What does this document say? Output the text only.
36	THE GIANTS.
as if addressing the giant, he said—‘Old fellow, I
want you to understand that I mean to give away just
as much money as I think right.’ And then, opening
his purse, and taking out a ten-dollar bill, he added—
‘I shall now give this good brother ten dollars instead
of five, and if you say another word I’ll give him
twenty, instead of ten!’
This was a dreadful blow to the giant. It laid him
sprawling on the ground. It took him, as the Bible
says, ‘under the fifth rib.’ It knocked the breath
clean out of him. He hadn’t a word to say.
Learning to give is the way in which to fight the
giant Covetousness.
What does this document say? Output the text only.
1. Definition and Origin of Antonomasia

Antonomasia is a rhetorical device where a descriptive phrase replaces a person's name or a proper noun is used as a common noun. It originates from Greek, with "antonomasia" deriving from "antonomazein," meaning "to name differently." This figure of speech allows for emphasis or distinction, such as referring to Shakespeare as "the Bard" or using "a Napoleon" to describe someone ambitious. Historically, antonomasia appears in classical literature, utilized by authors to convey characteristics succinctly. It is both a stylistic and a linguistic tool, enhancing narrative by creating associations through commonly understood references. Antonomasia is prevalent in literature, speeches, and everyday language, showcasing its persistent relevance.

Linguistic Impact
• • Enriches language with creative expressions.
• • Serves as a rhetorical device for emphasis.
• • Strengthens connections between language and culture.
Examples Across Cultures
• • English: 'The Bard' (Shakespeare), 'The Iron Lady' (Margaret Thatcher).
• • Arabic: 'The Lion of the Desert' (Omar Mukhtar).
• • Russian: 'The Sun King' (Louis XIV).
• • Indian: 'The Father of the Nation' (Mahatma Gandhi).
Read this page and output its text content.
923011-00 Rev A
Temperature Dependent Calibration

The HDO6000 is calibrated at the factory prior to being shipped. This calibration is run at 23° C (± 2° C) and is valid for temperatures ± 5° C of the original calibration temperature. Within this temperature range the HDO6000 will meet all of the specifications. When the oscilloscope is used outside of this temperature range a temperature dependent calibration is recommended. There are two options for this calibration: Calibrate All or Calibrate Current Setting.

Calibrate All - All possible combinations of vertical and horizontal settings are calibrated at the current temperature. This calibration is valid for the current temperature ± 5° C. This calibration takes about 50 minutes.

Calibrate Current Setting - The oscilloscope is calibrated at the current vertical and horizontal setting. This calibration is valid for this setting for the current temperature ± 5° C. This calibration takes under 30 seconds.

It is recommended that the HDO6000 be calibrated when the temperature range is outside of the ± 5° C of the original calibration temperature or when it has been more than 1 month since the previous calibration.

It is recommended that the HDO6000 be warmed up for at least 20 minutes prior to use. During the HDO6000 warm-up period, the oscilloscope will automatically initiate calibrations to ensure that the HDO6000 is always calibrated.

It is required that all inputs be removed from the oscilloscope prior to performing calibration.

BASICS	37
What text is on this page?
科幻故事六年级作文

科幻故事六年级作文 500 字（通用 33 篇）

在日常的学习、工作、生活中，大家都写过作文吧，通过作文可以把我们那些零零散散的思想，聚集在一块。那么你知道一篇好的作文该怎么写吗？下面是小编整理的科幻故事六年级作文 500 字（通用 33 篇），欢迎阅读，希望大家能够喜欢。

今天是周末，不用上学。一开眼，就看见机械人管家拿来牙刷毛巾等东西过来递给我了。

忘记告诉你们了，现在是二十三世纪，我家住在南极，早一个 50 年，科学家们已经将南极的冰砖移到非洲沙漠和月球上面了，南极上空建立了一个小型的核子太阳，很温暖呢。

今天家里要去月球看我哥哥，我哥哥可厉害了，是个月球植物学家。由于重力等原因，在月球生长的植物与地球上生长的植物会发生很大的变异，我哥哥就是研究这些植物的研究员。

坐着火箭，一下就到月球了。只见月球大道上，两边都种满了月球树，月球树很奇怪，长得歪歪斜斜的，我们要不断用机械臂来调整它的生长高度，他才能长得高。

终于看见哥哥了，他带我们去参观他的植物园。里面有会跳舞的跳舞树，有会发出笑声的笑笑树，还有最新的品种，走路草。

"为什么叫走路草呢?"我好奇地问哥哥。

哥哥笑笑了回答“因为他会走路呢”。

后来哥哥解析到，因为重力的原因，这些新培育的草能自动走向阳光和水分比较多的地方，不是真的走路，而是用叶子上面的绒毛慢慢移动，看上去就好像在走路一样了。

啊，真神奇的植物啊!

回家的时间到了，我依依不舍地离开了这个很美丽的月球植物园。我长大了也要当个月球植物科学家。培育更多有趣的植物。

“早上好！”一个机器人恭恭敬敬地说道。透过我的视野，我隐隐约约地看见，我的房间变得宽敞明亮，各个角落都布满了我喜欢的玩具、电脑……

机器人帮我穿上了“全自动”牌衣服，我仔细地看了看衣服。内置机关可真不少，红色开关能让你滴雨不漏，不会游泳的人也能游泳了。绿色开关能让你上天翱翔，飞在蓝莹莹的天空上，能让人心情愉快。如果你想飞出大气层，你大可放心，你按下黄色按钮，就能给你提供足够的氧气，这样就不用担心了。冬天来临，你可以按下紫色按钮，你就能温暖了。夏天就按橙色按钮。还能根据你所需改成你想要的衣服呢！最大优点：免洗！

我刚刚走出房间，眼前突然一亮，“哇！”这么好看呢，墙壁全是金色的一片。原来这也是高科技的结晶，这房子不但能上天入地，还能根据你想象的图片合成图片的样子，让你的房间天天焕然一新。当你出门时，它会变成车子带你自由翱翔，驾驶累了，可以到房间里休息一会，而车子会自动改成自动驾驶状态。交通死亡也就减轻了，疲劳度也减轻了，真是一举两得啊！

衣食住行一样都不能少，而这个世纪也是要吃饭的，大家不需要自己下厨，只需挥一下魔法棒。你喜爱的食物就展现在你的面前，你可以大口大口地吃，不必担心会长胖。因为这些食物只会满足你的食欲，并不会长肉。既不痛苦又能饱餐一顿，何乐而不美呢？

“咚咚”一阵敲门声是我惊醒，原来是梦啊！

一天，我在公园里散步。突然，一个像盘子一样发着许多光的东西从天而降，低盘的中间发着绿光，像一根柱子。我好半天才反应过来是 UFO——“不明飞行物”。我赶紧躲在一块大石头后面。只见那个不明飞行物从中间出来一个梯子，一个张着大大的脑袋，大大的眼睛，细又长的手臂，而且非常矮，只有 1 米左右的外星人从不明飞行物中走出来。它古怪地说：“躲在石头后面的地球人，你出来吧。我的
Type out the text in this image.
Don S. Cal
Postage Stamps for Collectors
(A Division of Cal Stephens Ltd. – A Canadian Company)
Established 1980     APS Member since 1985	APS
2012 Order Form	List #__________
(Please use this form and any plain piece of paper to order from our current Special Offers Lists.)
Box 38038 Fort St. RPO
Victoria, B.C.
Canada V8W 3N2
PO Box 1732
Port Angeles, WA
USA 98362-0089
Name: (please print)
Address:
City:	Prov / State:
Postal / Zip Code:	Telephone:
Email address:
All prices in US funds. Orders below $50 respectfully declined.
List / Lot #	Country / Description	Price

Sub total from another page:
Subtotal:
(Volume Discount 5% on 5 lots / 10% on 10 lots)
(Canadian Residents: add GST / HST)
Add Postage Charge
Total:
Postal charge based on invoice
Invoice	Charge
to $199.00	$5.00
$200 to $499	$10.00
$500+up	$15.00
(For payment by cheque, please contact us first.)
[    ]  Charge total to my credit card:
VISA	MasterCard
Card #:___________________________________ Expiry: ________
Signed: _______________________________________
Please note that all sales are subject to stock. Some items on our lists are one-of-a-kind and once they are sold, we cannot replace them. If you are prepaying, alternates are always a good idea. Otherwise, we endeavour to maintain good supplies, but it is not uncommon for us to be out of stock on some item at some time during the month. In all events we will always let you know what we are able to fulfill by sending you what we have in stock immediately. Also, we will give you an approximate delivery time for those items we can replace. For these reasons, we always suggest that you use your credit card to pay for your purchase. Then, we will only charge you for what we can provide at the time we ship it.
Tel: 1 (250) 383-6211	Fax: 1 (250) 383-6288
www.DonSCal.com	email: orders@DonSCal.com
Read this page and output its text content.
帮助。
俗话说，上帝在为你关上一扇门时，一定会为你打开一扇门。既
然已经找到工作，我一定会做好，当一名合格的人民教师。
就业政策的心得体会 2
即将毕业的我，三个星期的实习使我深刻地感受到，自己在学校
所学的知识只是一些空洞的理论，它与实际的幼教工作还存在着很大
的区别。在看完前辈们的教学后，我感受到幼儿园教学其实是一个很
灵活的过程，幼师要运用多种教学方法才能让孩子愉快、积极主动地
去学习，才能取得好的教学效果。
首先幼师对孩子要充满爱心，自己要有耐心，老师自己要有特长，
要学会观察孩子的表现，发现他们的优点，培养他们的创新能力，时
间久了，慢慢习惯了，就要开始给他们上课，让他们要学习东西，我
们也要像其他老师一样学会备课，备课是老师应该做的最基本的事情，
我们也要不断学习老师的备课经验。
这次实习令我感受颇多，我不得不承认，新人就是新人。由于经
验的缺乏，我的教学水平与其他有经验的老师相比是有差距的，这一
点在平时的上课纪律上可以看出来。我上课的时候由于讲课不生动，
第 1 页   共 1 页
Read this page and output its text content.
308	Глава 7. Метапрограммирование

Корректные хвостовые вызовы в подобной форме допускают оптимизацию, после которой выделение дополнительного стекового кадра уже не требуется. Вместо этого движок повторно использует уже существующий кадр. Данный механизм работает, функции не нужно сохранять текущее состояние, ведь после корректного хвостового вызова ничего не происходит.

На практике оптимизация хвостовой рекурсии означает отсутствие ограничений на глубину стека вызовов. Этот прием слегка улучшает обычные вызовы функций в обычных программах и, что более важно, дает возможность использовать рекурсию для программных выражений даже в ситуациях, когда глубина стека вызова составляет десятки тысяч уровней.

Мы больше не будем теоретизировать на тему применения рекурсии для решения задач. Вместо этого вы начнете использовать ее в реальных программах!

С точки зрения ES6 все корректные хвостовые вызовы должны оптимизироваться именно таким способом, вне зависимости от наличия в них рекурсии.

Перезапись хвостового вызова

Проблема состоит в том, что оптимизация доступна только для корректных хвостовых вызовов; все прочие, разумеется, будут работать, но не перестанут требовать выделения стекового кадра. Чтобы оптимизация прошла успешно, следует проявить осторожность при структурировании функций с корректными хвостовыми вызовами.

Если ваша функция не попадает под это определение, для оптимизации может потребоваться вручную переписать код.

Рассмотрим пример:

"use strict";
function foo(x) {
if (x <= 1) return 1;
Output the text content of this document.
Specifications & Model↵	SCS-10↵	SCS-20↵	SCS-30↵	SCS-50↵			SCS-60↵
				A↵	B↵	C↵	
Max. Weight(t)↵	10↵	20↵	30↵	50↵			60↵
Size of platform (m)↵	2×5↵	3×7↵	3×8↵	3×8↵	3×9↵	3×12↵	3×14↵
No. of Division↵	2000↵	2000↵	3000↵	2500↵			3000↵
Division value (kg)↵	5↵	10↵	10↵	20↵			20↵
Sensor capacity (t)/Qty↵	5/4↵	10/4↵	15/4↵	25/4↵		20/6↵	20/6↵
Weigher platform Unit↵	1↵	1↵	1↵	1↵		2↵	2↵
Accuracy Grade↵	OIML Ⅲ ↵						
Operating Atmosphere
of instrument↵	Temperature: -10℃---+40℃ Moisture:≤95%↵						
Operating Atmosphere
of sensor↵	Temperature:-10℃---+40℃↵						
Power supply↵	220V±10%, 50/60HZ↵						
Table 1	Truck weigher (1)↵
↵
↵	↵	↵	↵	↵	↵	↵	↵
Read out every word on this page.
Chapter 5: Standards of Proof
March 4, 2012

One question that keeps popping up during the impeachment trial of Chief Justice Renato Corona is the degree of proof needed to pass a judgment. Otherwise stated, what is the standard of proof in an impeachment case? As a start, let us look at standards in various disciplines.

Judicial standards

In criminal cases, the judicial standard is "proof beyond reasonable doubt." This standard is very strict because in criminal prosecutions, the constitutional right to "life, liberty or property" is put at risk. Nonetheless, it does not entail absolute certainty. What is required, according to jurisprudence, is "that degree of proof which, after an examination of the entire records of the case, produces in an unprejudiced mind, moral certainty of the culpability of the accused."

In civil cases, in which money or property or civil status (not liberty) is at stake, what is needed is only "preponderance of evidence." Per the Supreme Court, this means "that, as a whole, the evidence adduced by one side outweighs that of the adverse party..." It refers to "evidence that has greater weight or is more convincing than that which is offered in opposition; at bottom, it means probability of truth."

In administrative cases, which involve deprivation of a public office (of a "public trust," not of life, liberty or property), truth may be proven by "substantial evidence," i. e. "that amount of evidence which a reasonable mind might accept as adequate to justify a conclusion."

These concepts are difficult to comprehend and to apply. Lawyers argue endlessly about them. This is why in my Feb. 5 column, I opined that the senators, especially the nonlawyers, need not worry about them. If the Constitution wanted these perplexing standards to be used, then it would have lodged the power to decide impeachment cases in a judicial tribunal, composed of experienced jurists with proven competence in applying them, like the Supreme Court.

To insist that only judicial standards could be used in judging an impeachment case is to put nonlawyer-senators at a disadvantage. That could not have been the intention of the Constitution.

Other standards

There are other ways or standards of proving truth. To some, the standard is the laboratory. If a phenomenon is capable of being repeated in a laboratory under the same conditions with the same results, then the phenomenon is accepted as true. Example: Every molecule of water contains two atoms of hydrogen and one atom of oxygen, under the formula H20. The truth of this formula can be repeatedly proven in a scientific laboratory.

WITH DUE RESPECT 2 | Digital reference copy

..............................

» **Task statement**: Determine the number of lines containing "liberty". Write only that number.

» **In response**: 3